» Task objective:
Write out every line of the material as it stands, apart from the pictures.

Records from a collection:
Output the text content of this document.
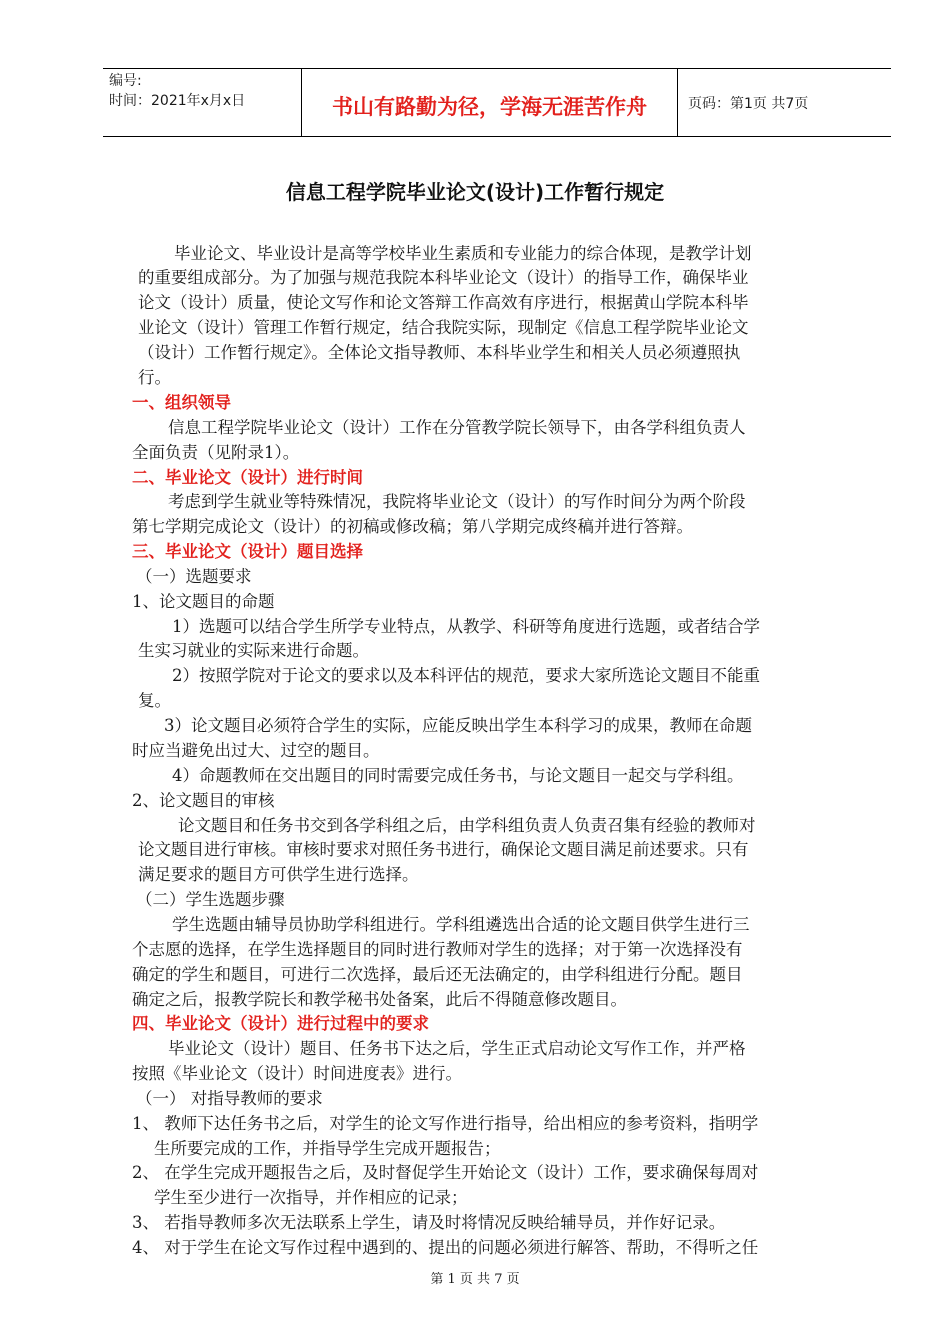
编号:
时间：2021年x月x日	书山有路勤为径，学海无涯苦作舟	页码：第1页 共7页
信息工程学院毕业论文(设计)工作暂行规定
毕业论文、毕业设计是高等学校毕业生素质和专业能力的综合体现，是教学计划
的重要组成部分。为了加强与规范我院本科毕业论文（设计）的指导工作，确保毕业
论文（设计）质量，使论文写作和论文答辩工作高效有序进行，根据黄山学院本科毕
业论文（设计）管理工作暂行规定，结合我院实际，现制定《信息工程学院毕业论文
（设计）工作暂行规定》。全体论文指导教师、本科毕业学生和相关人员必须遵照执
行。
一、组织领导
信息工程学院毕业论文（设计）工作在分管教学院长领导下，由各学科组负责人
全面负责（见附录1）。
二、毕业论文（设计）进行时间
考虑到学生就业等特殊情况，我院将毕业论文（设计）的写作时间分为两个阶段
第七学期完成论文（设计）的初稿或修改稿；第八学期完成终稿并进行答辩。
三、毕业论文（设计）题目选择
（一）选题要求
1、论文题目的命题
1）选题可以结合学生所学专业特点，从教学、科研等角度进行选题，或者结合学
生实习就业的实际来进行命题。
2）按照学院对于论文的要求以及本科评估的规范，要求大家所选论文题目不能重
复。
3）论文题目必须符合学生的实际，应能反映出学生本科学习的成果，教师在命题
时应当避免出过大、过空的题目。
4）命题教师在交出题目的同时需要完成任务书，与论文题目一起交与学科组。
2、论文题目的审核
论文题目和任务书交到各学科组之后，由学科组负责人负责召集有经验的教师对
论文题目进行审核。审核时要求对照任务书进行，确保论文题目满足前述要求。只有
满足要求的题目方可供学生进行选择。
（二）学生选题步骤
学生选题由辅导员协助学科组进行。学科组遴选出合适的论文题目供学生进行三
个志愿的选择，在学生选择题目的同时进行教师对学生的选择；对于第一次选择没有
确定的学生和题目，可进行二次选择，最后还无法确定的，由学科组进行分配。题目
确定之后，报教学院长和教学秘书处备案，此后不得随意修改题目。
四、毕业论文（设计）进行过程中的要求
毕业论文（设计）题目、任务书下达之后，学生正式启动论文写作工作，并严格
按照《毕业论文（设计）时间进度表》进行。
（一） 对指导教师的要求
1、 教师下达任务书之后，对学生的论文写作进行指导，给出相应的参考资料，指明学
生所要完成的工作，并指导学生完成开题报告；
2、 在学生完成开题报告之后，及时督促学生开始论文（设计）工作，要求确保每周对
学生至少进行一次指导，并作相应的记录；
3、 若指导教师多次无法联系上学生，请及时将情况反映给辅导员，并作好记录。
4、 对于学生在论文写作过程中遇到的、提出的问题必须进行解答、帮助，不得听之任
第 1 页 共 7 页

» Reply:
Output the text content of this document.
编号:
时间：2021年x月x日	书山有路勤为径，学海无涯苦作舟	页码：第1页 共7页
信息工程学院毕业论文(设计)工作暂行规定
毕业论文、毕业设计是高等学校毕业生素质和专业能力的综合体现，是教学计划
的重要组成部分。为了加强与规范我院本科毕业论文（设计）的指导工作，确保毕业
论文（设计）质量，使论文写作和论文答辩工作高效有序进行，根据黄山学院本科毕
业论文（设计）管理工作暂行规定，结合我院实际，现制定《信息工程学院毕业论文
（设计）工作暂行规定》。全体论文指导教师、本科毕业学生和相关人员必须遵照执
行。
一、组织领导
信息工程学院毕业论文（设计）工作在分管教学院长领导下，由各学科组负责人
全面负责（见附录1）。
二、毕业论文（设计）进行时间
考虑到学生就业等特殊情况，我院将毕业论文（设计）的写作时间分为两个阶段
第七学期完成论文（设计）的初稿或修改稿；第八学期完成终稿并进行答辩。
三、毕业论文（设计）题目选择
（一）选题要求
1、论文题目的命题
1）选题可以结合学生所学专业特点，从教学、科研等角度进行选题，或者结合学
生实习就业的实际来进行命题。
2）按照学院对于论文的要求以及本科评估的规范，要求大家所选论文题目不能重
复。
3）论文题目必须符合学生的实际，应能反映出学生本科学习的成果，教师在命题
时应当避免出过大、过空的题目。
4）命题教师在交出题目的同时需要完成任务书，与论文题目一起交与学科组。
2、论文题目的审核
论文题目和任务书交到各学科组之后，由学科组负责人负责召集有经验的教师对
论文题目进行审核。审核时要求对照任务书进行，确保论文题目满足前述要求。只有
满足要求的题目方可供学生进行选择。
（二）学生选题步骤
学生选题由辅导员协助学科组进行。学科组遴选出合适的论文题目供学生进行三
个志愿的选择，在学生选择题目的同时进行教师对学生的选择；对于第一次选择没有
确定的学生和题目，可进行二次选择，最后还无法确定的，由学科组进行分配。题目
确定之后，报教学院长和教学秘书处备案，此后不得随意修改题目。
四、毕业论文（设计）进行过程中的要求
毕业论文（设计）题目、任务书下达之后，学生正式启动论文写作工作，并严格
按照《毕业论文（设计）时间进度表》进行。
（一） 对指导教师的要求
1、 教师下达任务书之后，对学生的论文写作进行指导，给出相应的参考资料，指明学
生所要完成的工作，并指导学生完成开题报告；
2、 在学生完成开题报告之后，及时督促学生开始论文（设计）工作，要求确保每周对
学生至少进行一次指导，并作相应的记录；
3、 若指导教师多次无法联系上学生，请及时将情况反映给辅导员，并作好记录。
4、 对于学生在论文写作过程中遇到的、提出的问题必须进行解答、帮助，不得听之任
第 1 页 共 7 页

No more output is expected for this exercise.